EXTRACTED MATERIAL –
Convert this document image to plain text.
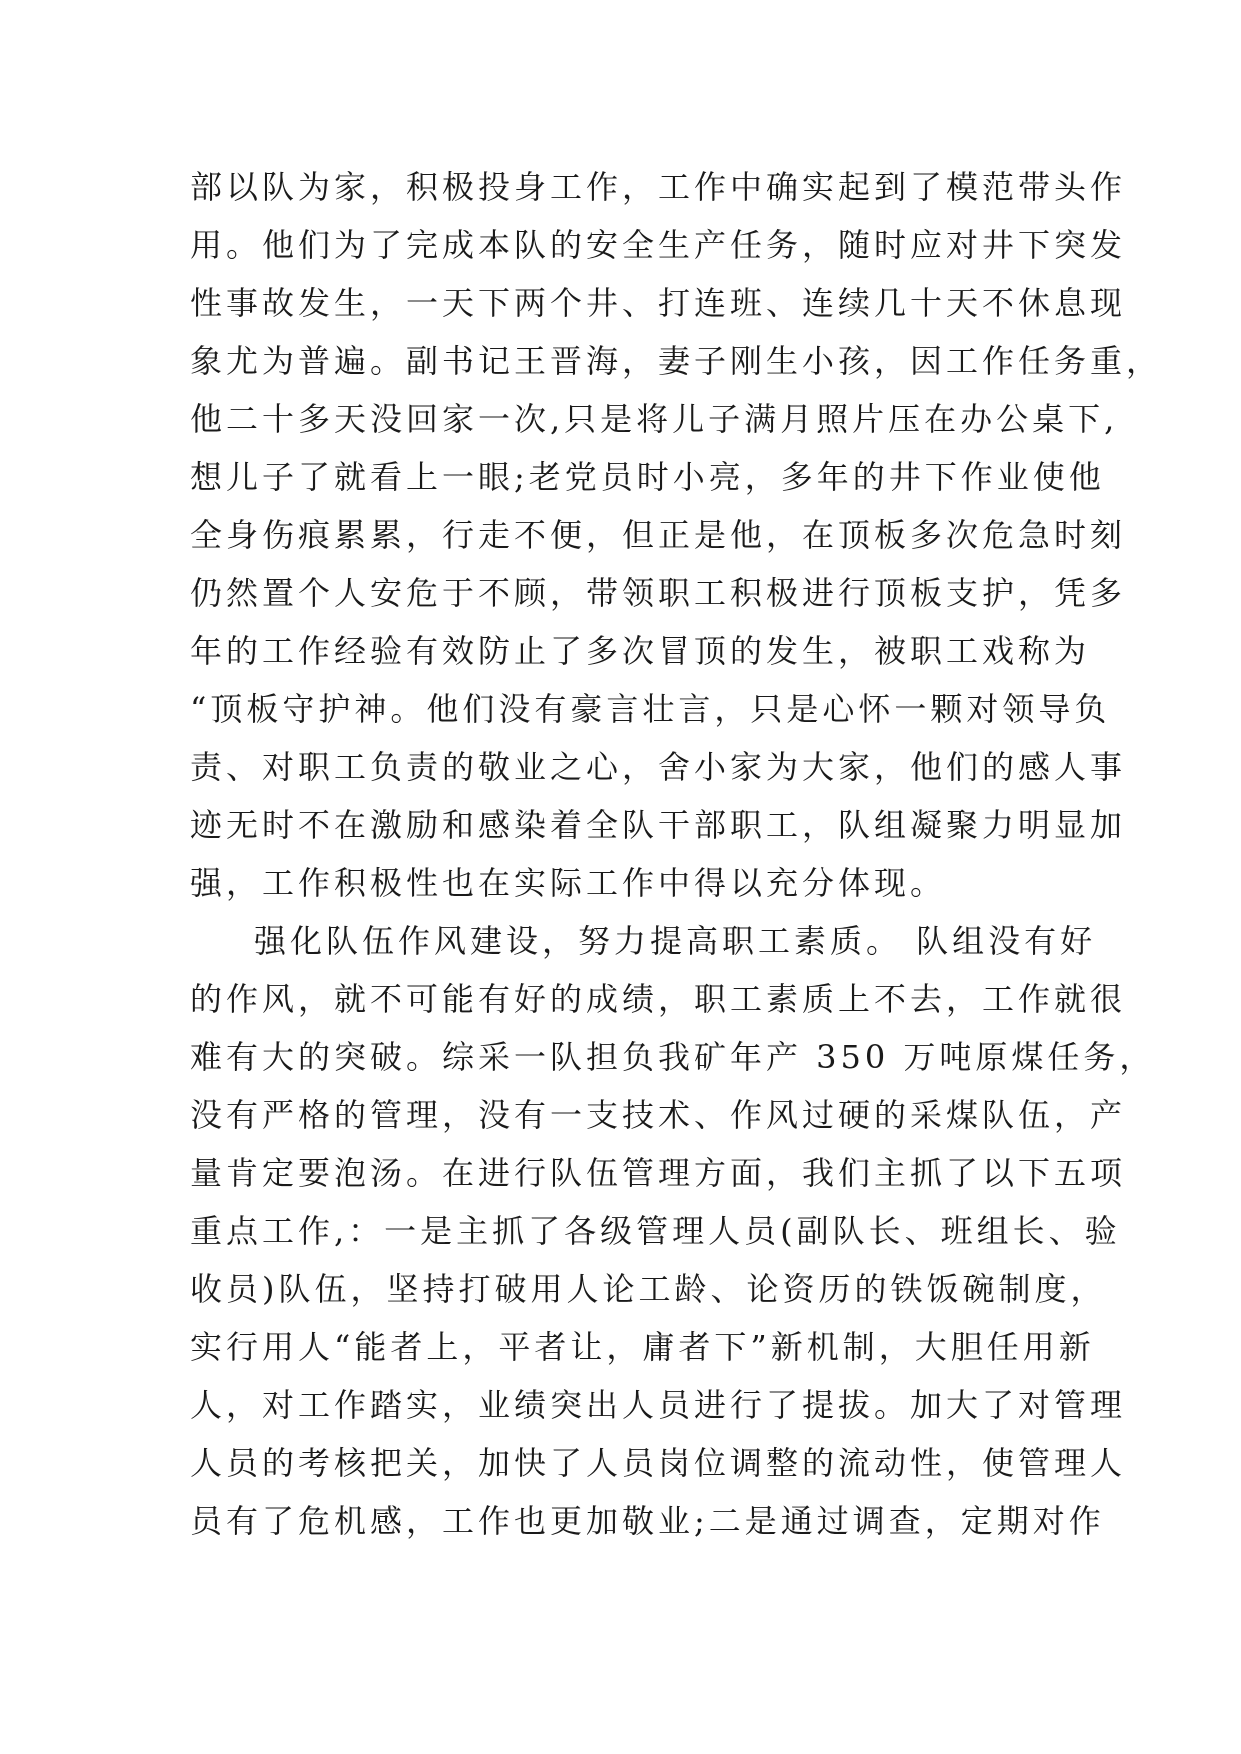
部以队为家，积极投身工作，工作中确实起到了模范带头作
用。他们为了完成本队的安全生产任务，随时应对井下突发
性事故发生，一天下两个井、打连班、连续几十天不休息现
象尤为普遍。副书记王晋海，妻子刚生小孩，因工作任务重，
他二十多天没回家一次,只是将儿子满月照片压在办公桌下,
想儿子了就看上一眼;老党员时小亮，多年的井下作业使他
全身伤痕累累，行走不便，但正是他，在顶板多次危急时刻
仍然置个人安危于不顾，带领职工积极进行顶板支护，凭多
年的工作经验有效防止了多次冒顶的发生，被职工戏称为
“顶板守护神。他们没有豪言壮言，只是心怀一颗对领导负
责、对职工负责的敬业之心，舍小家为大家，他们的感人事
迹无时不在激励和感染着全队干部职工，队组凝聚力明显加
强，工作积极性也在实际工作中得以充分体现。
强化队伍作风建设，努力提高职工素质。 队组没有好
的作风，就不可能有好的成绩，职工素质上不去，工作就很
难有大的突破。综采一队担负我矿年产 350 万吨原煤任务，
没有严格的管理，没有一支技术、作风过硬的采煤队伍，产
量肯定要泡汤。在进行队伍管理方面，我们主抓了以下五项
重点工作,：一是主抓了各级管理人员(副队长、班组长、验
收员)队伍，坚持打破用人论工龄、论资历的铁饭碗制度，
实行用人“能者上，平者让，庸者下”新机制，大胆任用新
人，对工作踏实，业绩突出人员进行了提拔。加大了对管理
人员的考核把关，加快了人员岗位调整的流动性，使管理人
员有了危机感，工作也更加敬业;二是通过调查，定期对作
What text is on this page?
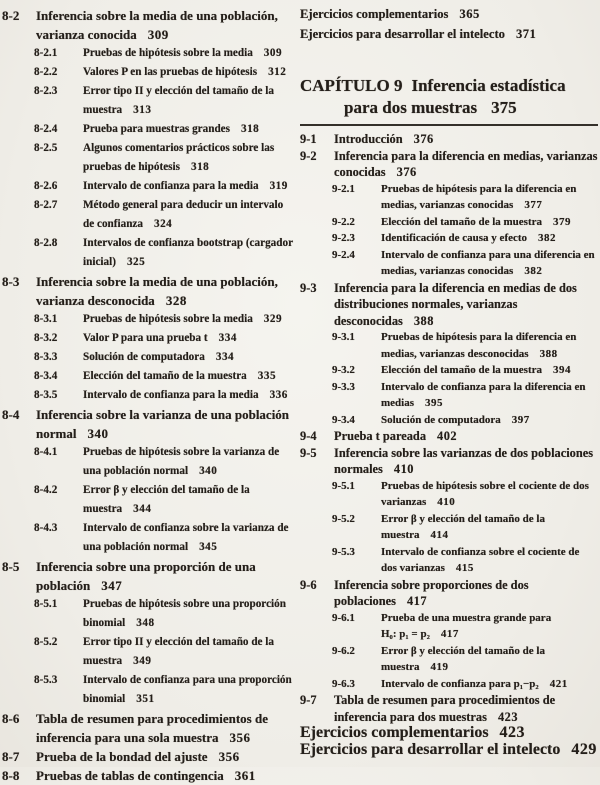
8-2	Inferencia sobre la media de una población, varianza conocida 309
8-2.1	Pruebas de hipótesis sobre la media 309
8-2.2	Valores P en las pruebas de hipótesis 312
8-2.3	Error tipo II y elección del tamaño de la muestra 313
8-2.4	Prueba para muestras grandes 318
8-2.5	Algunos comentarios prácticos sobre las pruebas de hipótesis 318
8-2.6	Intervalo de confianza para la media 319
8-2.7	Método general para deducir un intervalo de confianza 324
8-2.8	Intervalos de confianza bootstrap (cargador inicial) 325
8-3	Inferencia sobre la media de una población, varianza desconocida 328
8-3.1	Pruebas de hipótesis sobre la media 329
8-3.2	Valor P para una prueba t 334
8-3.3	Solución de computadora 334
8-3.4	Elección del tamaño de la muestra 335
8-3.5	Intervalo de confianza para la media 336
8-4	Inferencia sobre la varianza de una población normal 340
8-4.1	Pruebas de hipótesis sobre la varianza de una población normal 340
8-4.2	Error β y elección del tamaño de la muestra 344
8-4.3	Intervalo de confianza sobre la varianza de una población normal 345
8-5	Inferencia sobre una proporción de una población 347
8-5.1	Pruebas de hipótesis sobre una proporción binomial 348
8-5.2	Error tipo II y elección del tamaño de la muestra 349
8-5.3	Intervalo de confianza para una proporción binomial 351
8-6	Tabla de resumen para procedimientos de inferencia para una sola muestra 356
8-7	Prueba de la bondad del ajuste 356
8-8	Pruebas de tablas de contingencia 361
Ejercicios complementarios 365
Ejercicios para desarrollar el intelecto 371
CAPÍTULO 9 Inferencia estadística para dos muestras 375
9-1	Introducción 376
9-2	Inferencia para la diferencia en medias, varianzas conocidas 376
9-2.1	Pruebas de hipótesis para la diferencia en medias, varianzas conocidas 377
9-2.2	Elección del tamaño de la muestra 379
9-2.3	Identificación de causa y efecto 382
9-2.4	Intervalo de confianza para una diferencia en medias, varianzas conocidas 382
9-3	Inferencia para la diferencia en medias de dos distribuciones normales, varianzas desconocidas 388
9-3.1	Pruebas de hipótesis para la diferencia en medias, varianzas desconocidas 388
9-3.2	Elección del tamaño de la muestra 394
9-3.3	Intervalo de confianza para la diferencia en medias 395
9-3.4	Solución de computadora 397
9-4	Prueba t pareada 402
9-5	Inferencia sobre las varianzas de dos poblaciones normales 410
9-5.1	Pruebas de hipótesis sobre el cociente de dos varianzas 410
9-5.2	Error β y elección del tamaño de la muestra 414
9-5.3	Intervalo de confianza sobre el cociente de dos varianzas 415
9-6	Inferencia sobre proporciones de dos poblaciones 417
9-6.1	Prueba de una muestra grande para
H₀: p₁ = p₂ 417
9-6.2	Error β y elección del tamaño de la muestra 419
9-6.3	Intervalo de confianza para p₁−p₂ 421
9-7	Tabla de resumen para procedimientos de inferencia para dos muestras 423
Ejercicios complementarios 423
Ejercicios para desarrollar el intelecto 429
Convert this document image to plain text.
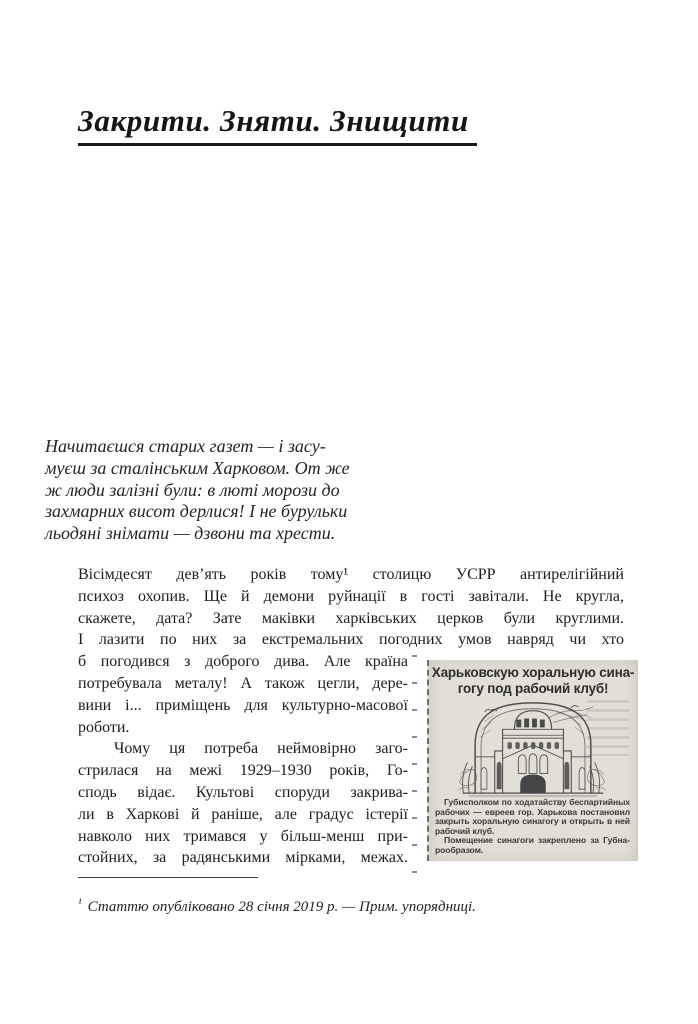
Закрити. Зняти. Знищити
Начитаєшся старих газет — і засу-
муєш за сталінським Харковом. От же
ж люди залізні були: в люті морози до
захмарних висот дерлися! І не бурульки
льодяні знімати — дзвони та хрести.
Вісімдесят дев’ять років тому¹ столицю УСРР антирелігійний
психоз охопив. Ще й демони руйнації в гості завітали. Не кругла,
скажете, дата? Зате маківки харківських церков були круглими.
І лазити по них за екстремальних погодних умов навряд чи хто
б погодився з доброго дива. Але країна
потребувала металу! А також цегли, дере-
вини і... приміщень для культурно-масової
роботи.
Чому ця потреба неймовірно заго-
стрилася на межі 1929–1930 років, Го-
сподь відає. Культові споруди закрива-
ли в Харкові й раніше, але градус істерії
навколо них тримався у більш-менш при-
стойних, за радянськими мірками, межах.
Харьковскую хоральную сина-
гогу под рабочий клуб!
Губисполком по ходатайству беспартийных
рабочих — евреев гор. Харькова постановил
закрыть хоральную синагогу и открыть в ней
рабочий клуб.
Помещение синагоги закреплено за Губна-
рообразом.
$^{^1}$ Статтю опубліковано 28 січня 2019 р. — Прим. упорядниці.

REQUIREMENTS – Print all entries exactly. The images do not belong in the copy.

EXERCISE SOLUTION –
Convert this document image to plain text.
部以队为家，积极投身工作，工作中确实起到了模范带头作
用。他们为了完成本队的安全生产任务，随时应对井下突发
性事故发生，一天下两个井、打连班、连续几十天不休息现
象尤为普遍。副书记王晋海，妻子刚生小孩，因工作任务重，
他二十多天没回家一次,只是将儿子满月照片压在办公桌下,
想儿子了就看上一眼;老党员时小亮，多年的井下作业使他
全身伤痕累累，行走不便，但正是他，在顶板多次危急时刻
仍然置个人安危于不顾，带领职工积极进行顶板支护，凭多
年的工作经验有效防止了多次冒顶的发生，被职工戏称为
“顶板守护神。他们没有豪言壮言，只是心怀一颗对领导负
责、对职工负责的敬业之心，舍小家为大家，他们的感人事
迹无时不在激励和感染着全队干部职工，队组凝聚力明显加
强，工作积极性也在实际工作中得以充分体现。
强化队伍作风建设，努力提高职工素质。 队组没有好
的作风，就不可能有好的成绩，职工素质上不去，工作就很
难有大的突破。综采一队担负我矿年产 350 万吨原煤任务，
没有严格的管理，没有一支技术、作风过硬的采煤队伍，产
量肯定要泡汤。在进行队伍管理方面，我们主抓了以下五项
重点工作,：一是主抓了各级管理人员(副队长、班组长、验
收员)队伍，坚持打破用人论工龄、论资历的铁饭碗制度，
实行用人“能者上，平者让，庸者下”新机制，大胆任用新
人，对工作踏实，业绩突出人员进行了提拔。加大了对管理
人员的考核把关，加快了人员岗位调整的流动性，使管理人
员有了危机感，工作也更加敬业;二是通过调查，定期对作
What text is on this page?
8-2	Inferencia sobre la media de una población, varianza conocida 309
8-2.1	Pruebas de hipótesis sobre la media 309
8-2.2	Valores P en las pruebas de hipótesis 312
8-2.3	Error tipo II y elección del tamaño de la muestra 313
8-2.4	Prueba para muestras grandes 318
8-2.5	Algunos comentarios prácticos sobre las pruebas de hipótesis 318
8-2.6	Intervalo de confianza para la media 319
8-2.7	Método general para deducir un intervalo de confianza 324
8-2.8	Intervalos de confianza bootstrap (cargador inicial) 325
8-3	Inferencia sobre la media de una población, varianza desconocida 328
8-3.1	Pruebas de hipótesis sobre la media 329
8-3.2	Valor P para una prueba t 334
8-3.3	Solución de computadora 334
8-3.4	Elección del tamaño de la muestra 335
8-3.5	Intervalo de confianza para la media 336
8-4	Inferencia sobre la varianza de una población normal 340
8-4.1	Pruebas de hipótesis sobre la varianza de una población normal 340
8-4.2	Error β y elección del tamaño de la muestra 344
8-4.3	Intervalo de confianza sobre la varianza de una población normal 345
8-5	Inferencia sobre una proporción de una población 347
8-5.1	Pruebas de hipótesis sobre una proporción binomial 348
8-5.2	Error tipo II y elección del tamaño de la muestra 349
8-5.3	Intervalo de confianza para una proporción binomial 351
8-6	Tabla de resumen para procedimientos de inferencia para una sola muestra 356
8-7	Prueba de la bondad del ajuste 356
8-8	Pruebas de tablas de contingencia 361
Ejercicios complementarios 365
Ejercicios para desarrollar el intelecto 371
CAPÍTULO 9 Inferencia estadística para dos muestras 375
9-1	Introducción 376
9-2	Inferencia para la diferencia en medias, varianzas conocidas 376
9-2.1	Pruebas de hipótesis para la diferencia en medias, varianzas conocidas 377
9-2.2	Elección del tamaño de la muestra 379
9-2.3	Identificación de causa y efecto 382
9-2.4	Intervalo de confianza para una diferencia en medias, varianzas conocidas 382
9-3	Inferencia para la diferencia en medias de dos distribuciones normales, varianzas desconocidas 388
9-3.1	Pruebas de hipótesis para la diferencia en medias, varianzas desconocidas 388
9-3.2	Elección del tamaño de la muestra 394
9-3.3	Intervalo de confianza para la diferencia en medias 395
9-3.4	Solución de computadora 397
9-4	Prueba t pareada 402
9-5	Inferencia sobre las varianzas de dos poblaciones normales 410
9-5.1	Pruebas de hipótesis sobre el cociente de dos varianzas 410
9-5.2	Error β y elección del tamaño de la muestra 414
9-5.3	Intervalo de confianza sobre el cociente de dos varianzas 415
9-6	Inferencia sobre proporciones de dos poblaciones 417
9-6.1	Prueba de una muestra grande para
H₀: p₁ = p₂ 417
9-6.2	Error β y elección del tamaño de la muestra 419
9-6.3	Intervalo de confianza para p₁−p₂ 421
9-7	Tabla de resumen para procedimientos de inferencia para dos muestras 423
Ejercicios complementarios 423
Ejercicios para desarrollar el intelecto 429
Convert this document image to plain text.
Закрити. Зняти. Знищити
Начитаєшся старих газет — і засу-
муєш за сталінським Харковом. От же
ж люди залізні були: в люті морози до
захмарних висот дерлися! І не бурульки
льодяні знімати — дзвони та хрести.
Вісімдесят дев’ять років тому¹ столицю УСРР антирелігійний
психоз охопив. Ще й демони руйнації в гості завітали. Не кругла,
скажете, дата? Зате маківки харківських церков були круглими.
І лазити по них за екстремальних погодних умов навряд чи хто
б погодився з доброго дива. Але країна
потребувала металу! А також цегли, дере-
вини і... приміщень для культурно-масової
роботи.
Чому ця потреба неймовірно заго-
стрилася на межі 1929–1930 років, Го-
сподь відає. Культові споруди закрива-
ли в Харкові й раніше, але градус істерії
навколо них тримався у більш-менш при-
стойних, за радянськими мірками, межах.
Харьковскую хоральную сина-
гогу под рабочий клуб!
Губисполком по ходатайству беспартийных
рабочих — евреев гор. Харькова постановил
закрыть хоральную синагогу и открыть в ней
рабочий клуб.
Помещение синагоги закреплено за Губна-
рообразом.
$^{^1}$ Статтю опубліковано 28 січня 2019 р. — Прим. упорядниці.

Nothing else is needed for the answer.